(Data items)
+++
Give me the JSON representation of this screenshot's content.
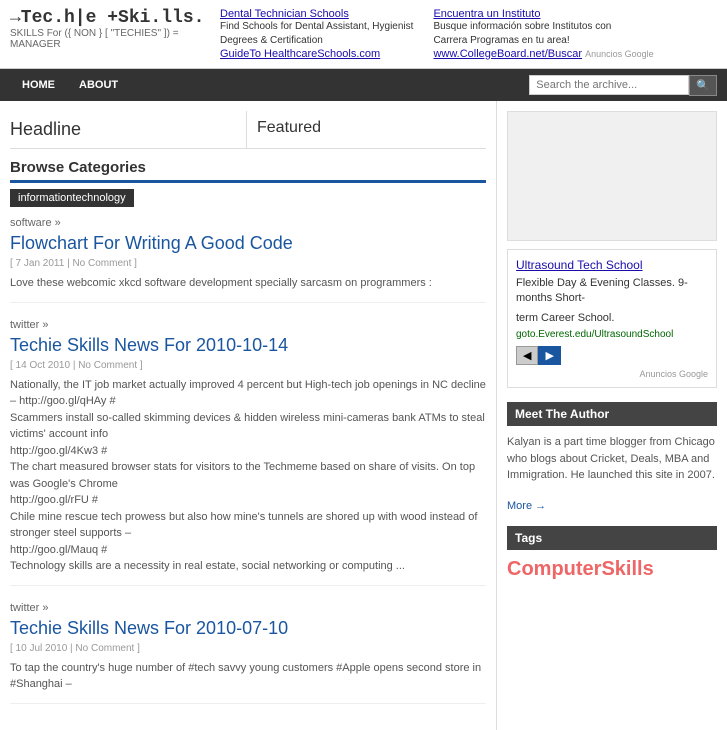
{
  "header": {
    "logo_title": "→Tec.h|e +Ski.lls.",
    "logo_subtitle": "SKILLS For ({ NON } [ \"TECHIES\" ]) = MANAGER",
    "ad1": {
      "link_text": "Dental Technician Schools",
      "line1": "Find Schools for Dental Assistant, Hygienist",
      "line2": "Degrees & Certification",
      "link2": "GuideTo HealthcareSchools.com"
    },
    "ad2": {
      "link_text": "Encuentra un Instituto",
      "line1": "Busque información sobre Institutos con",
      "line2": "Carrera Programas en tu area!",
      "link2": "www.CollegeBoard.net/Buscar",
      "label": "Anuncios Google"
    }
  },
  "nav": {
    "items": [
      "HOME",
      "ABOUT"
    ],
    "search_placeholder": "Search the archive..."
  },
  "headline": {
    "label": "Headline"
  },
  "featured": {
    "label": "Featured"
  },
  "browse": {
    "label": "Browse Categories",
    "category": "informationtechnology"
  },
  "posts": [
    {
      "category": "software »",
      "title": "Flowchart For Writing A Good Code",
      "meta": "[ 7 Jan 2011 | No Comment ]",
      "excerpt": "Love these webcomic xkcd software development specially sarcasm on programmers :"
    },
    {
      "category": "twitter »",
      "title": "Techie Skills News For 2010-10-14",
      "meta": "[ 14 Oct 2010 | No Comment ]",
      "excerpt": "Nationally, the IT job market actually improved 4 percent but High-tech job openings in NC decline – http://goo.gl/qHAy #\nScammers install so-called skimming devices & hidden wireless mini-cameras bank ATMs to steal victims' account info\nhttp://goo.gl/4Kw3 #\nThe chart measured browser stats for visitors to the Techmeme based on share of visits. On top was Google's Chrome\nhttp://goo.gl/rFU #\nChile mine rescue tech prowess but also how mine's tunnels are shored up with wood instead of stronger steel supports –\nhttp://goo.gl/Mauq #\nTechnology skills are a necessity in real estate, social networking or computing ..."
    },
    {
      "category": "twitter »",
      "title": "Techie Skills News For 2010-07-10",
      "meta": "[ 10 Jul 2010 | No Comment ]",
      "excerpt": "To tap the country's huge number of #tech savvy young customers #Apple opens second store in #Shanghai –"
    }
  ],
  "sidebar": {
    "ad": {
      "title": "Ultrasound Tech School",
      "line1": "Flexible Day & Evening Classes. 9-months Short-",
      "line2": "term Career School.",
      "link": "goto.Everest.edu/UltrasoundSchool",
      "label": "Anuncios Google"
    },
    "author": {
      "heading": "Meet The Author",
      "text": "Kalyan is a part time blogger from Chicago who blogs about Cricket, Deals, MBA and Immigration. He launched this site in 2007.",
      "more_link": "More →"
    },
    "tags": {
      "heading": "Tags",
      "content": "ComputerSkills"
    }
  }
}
+++
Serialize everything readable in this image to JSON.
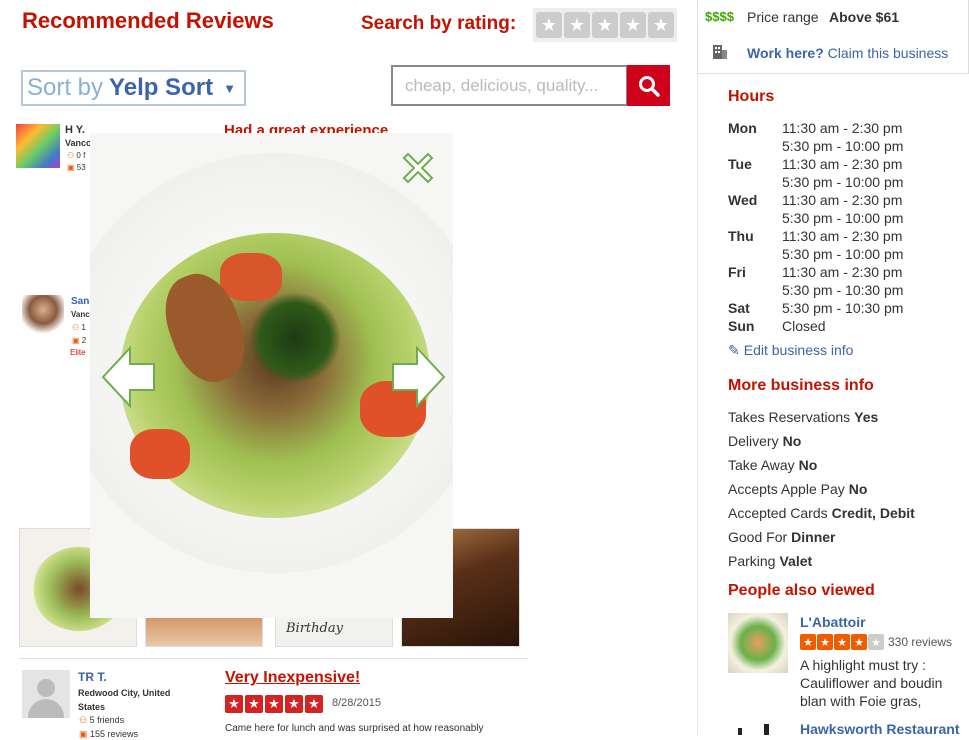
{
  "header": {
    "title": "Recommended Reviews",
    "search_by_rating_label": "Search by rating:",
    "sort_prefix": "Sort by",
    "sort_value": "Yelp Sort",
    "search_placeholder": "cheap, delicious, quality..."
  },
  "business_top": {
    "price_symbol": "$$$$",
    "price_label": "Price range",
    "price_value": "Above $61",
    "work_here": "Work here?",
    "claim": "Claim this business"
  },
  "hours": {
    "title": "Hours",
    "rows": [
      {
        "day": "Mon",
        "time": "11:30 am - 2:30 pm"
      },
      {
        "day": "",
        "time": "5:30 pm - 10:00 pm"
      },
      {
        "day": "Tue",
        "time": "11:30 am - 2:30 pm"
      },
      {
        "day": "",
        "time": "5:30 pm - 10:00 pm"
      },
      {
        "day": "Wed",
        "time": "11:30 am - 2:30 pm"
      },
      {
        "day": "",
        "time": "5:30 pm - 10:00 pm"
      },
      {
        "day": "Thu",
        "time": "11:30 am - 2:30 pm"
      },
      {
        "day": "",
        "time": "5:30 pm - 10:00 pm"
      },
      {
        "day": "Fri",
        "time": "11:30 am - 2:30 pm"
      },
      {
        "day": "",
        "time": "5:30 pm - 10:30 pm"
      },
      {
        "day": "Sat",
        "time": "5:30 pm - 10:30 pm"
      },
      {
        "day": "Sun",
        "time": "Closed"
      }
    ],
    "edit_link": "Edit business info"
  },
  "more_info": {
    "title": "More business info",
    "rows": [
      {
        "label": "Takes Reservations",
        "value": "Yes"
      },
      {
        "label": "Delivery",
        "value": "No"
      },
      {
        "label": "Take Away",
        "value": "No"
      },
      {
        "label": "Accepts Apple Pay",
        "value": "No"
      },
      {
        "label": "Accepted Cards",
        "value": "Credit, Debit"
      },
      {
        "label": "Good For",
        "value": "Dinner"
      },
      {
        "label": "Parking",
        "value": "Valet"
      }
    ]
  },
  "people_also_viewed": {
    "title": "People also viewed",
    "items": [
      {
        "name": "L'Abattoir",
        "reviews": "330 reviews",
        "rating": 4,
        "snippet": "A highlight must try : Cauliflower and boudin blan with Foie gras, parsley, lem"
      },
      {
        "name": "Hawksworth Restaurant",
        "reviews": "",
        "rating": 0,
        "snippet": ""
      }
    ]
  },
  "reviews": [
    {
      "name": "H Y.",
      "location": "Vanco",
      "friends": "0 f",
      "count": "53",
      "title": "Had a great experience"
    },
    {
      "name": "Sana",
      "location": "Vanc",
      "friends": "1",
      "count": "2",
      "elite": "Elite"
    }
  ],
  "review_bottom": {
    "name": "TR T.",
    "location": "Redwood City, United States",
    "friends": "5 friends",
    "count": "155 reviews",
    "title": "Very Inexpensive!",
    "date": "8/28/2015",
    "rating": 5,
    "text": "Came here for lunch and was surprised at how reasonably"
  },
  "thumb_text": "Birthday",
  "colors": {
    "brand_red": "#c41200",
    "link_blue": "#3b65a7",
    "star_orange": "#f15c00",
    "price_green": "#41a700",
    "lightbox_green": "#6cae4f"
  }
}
+++
*What the exercise asks*
Every line that holds the string "Comment" should be returned.

*Written answer*
      "meta": "[ 7 Jan 2011 | No Comment ]",
      "meta": "[ 14 Oct 2010 | No Comment ]",
      "meta": "[ 10 Jul 2010 | No Comment ]",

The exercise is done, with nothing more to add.